Start of Task inputs

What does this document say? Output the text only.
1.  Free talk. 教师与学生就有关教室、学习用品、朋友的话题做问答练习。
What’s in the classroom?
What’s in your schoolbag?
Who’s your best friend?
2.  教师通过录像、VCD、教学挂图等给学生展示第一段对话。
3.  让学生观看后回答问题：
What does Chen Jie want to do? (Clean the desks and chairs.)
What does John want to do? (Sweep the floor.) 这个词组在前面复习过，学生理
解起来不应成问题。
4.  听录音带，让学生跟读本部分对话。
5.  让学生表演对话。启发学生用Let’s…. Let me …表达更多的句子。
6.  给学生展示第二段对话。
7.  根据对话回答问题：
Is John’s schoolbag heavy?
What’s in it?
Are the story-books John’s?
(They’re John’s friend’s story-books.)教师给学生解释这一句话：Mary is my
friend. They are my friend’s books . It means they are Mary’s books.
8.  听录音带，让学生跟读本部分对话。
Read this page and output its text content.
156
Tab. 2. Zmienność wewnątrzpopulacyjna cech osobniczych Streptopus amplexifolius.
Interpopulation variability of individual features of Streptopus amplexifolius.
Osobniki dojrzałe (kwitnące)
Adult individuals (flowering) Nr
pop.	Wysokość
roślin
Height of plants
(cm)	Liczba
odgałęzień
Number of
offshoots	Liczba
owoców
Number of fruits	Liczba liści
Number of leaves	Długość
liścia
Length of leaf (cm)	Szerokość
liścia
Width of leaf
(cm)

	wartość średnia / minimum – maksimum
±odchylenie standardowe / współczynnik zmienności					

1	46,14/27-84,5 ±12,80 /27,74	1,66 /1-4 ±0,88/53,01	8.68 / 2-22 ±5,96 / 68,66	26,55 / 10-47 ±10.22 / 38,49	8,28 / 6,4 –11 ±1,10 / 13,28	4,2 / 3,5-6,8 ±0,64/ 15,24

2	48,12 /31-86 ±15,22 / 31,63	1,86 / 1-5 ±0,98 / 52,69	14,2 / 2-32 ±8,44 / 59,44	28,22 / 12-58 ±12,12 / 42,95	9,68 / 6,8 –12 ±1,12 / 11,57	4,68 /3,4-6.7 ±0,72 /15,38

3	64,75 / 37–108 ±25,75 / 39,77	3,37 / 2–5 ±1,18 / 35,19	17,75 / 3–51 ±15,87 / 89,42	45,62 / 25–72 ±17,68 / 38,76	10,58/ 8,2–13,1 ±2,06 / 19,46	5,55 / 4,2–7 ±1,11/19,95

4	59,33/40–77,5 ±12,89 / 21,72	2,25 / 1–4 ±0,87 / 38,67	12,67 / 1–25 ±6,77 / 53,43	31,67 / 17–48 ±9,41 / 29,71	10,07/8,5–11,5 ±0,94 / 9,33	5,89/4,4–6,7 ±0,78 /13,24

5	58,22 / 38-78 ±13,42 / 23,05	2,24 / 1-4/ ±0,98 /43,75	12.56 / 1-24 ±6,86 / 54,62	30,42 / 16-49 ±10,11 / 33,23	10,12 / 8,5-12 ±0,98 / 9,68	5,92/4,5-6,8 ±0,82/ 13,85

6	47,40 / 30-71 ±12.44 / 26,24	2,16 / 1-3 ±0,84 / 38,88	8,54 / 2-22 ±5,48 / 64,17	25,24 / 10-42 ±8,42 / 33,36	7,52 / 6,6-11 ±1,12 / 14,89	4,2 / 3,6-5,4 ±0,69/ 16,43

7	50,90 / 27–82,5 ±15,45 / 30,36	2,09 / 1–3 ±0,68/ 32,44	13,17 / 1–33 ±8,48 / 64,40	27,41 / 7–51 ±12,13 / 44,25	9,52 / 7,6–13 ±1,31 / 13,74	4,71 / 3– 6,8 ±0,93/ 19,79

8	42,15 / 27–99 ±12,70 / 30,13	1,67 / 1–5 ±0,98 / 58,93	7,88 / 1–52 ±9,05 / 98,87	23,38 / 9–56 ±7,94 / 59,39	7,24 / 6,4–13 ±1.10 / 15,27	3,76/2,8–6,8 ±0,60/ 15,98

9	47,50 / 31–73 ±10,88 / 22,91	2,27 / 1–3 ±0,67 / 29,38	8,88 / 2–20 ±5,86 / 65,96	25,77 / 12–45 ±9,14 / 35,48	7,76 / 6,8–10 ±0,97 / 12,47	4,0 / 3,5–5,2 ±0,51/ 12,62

End of Task inputs

▶ **Short problem**: Within the material above, find the lines that contain the word "Liczba"; copy them.

▶ **Final answer**:
(cm)	Liczba
offshoots	Liczba
Number of fruits	Liczba liści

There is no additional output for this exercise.